Required work: Which lines of the records below contain the word "Minimal"? Report each of them in full.

#### Material provided

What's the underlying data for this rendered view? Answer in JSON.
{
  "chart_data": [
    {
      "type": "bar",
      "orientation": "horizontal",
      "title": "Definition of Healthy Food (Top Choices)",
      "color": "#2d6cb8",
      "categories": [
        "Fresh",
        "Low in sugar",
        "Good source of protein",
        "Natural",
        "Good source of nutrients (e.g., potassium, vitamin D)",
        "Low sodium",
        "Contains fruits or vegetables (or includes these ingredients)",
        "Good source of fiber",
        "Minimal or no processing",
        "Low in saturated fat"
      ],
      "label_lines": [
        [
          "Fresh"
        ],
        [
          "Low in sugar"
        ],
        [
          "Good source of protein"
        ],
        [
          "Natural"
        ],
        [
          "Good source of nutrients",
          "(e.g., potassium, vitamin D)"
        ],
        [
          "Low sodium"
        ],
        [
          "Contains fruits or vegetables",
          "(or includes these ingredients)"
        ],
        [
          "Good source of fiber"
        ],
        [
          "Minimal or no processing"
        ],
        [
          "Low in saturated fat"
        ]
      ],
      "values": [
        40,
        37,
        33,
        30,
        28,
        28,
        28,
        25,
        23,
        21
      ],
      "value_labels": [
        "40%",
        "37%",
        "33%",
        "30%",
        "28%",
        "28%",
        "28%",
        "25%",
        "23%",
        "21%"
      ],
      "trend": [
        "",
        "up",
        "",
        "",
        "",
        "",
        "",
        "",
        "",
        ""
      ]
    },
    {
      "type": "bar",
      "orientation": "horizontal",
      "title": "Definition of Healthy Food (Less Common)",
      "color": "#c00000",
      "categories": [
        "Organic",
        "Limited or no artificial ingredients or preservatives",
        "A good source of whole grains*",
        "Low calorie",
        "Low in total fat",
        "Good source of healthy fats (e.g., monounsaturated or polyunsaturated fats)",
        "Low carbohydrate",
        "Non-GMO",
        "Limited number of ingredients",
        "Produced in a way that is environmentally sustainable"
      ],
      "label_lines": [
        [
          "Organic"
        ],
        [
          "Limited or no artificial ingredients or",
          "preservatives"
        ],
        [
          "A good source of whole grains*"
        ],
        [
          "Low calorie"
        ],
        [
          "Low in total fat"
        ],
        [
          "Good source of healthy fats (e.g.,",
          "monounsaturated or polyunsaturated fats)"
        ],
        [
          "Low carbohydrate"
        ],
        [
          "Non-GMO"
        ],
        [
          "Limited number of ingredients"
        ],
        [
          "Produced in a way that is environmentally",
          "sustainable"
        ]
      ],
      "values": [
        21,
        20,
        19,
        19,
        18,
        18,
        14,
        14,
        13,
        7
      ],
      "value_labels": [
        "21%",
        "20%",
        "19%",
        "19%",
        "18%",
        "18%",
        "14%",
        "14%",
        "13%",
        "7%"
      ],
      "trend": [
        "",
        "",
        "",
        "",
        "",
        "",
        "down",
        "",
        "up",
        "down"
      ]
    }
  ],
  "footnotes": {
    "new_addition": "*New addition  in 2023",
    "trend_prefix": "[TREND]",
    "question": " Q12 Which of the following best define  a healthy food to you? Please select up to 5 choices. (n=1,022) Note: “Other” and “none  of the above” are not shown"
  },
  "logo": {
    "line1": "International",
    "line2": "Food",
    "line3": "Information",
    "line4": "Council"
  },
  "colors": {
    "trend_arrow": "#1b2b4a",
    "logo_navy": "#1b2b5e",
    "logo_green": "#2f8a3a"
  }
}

########

Solved problem:
        "Minimal or no processing",
          "Minimal or no processing"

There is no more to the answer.